Task goal →
Take every line from the listing below that contains "time".

Excerpted records →
──────────────────────────────

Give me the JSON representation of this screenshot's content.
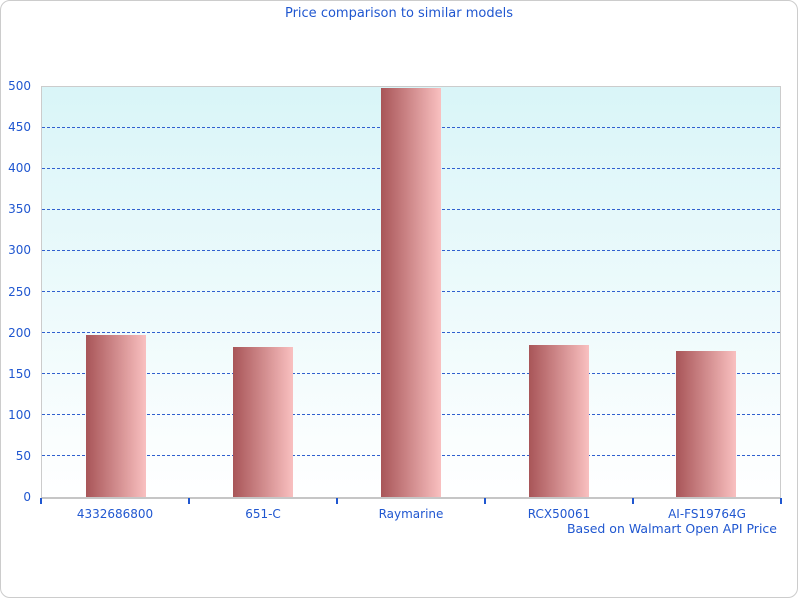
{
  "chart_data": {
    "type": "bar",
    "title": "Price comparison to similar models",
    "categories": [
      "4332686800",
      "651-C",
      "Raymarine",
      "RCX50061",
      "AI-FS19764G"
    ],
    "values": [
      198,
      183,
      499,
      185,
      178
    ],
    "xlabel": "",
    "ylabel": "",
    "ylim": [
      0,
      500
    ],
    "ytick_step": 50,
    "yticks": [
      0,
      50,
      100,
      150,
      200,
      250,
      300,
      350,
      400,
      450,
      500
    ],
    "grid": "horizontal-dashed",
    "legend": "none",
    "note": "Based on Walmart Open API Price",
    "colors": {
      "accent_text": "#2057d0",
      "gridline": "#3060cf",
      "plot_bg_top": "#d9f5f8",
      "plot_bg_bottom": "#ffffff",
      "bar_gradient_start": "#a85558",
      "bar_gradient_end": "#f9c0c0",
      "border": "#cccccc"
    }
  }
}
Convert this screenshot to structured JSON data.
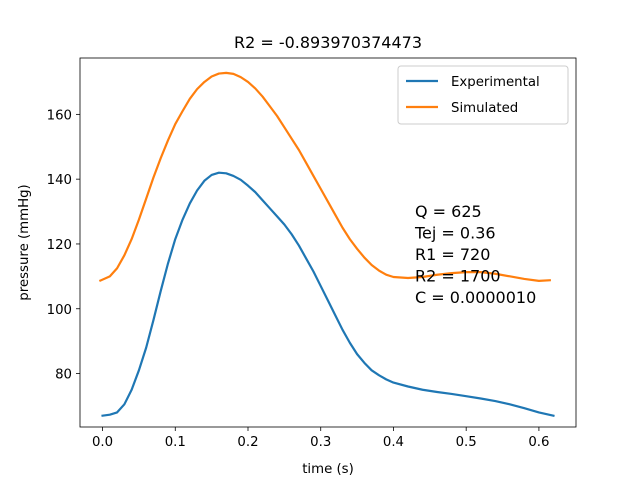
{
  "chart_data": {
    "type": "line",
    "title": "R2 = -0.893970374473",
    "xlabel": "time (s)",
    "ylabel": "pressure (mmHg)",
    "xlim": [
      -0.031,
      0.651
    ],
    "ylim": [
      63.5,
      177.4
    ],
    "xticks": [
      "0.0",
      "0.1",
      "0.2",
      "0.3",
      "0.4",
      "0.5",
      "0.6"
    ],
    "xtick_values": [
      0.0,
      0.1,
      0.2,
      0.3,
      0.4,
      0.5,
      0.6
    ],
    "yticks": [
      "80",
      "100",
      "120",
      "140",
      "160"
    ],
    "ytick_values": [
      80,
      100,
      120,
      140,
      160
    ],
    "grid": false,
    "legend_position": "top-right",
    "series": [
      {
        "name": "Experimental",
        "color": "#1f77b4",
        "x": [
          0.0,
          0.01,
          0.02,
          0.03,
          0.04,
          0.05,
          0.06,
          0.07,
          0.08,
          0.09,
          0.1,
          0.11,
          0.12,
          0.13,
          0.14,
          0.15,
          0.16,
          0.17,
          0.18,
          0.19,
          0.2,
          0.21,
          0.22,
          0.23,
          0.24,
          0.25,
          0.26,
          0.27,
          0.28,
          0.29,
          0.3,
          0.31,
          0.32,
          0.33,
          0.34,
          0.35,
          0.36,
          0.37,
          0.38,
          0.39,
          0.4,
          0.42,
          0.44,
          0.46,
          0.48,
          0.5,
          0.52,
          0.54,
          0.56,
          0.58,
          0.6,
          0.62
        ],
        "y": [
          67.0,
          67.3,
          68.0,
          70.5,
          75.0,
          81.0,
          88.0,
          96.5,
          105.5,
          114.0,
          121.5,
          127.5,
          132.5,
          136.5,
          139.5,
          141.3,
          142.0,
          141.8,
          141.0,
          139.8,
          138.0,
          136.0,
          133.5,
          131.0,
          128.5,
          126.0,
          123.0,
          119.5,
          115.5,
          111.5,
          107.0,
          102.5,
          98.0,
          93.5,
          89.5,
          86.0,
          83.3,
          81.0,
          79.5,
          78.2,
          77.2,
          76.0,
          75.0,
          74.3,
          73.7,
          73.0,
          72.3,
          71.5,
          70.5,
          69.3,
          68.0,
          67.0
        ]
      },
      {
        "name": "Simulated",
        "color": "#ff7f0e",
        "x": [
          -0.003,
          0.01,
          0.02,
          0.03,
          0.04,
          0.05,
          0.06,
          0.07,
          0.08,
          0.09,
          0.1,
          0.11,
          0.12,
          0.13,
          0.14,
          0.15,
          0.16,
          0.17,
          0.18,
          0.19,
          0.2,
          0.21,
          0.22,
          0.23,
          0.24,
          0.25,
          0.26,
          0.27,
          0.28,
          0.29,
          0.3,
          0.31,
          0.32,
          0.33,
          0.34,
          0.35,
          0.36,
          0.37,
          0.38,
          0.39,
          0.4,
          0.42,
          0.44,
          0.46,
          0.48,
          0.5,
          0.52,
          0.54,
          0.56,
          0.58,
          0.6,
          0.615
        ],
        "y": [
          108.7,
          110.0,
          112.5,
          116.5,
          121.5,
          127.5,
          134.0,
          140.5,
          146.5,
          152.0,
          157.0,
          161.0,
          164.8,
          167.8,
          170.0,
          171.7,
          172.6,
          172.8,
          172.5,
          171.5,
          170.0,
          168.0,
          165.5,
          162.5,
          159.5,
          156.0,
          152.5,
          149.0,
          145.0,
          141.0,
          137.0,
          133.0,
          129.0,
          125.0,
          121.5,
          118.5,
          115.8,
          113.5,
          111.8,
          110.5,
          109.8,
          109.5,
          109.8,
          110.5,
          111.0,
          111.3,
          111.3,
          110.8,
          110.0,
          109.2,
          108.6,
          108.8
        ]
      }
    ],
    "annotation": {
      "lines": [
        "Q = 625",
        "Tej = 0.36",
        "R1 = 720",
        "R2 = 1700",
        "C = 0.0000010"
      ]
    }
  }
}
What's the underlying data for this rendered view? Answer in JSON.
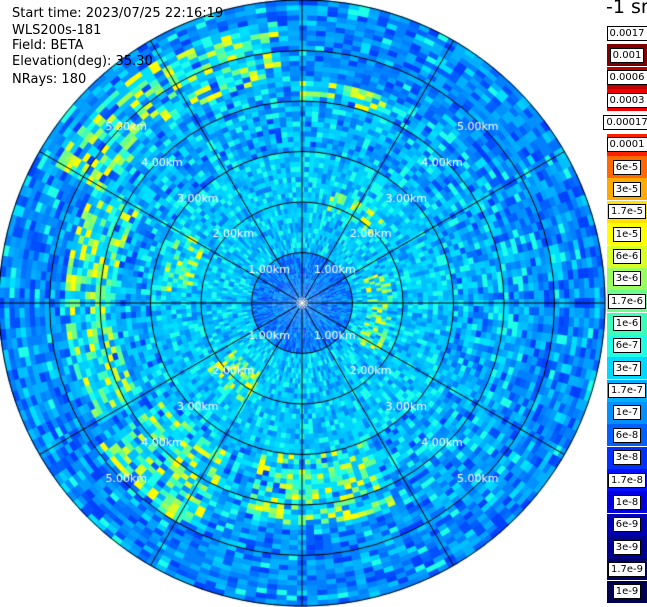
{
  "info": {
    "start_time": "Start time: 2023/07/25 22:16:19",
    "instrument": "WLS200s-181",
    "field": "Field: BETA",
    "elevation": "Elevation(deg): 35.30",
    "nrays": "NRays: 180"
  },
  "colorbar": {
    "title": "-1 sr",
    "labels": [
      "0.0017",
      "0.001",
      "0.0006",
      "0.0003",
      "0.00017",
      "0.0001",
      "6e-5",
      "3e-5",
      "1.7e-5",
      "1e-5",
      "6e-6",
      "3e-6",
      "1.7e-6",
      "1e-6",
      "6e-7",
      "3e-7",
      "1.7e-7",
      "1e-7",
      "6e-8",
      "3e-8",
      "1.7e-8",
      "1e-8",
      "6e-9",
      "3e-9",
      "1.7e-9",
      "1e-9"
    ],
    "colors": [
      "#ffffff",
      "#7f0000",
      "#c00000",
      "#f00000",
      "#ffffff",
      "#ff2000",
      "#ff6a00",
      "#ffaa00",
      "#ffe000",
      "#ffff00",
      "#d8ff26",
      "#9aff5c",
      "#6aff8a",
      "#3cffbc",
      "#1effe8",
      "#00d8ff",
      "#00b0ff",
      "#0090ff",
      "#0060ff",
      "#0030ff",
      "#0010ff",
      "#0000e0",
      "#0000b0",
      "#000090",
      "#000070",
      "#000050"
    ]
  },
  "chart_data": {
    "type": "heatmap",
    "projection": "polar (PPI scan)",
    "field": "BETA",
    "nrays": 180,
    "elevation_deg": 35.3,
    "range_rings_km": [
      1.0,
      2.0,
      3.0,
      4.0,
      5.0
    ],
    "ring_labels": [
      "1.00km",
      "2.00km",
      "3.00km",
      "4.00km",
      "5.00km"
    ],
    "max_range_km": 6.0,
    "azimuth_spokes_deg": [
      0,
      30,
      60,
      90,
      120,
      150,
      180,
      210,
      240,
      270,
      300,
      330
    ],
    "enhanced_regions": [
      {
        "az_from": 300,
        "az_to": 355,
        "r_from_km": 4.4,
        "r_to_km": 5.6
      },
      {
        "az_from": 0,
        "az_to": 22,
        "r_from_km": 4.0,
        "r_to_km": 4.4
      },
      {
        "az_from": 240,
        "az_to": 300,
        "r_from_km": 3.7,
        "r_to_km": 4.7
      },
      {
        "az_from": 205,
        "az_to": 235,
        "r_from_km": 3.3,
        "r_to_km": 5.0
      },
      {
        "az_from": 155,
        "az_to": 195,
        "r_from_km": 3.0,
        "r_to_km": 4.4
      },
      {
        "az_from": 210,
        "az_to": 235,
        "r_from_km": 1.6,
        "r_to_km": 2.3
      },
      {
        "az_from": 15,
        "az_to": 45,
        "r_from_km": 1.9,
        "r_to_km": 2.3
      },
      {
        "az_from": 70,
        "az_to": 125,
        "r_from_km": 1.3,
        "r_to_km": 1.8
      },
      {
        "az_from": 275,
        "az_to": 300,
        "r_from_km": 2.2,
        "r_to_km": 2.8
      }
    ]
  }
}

──────────────────────────────

Answer for this exercise →
    "xlabel": "time (s)",
    "start_time": "Start time: 2023/07/25 22:16:19",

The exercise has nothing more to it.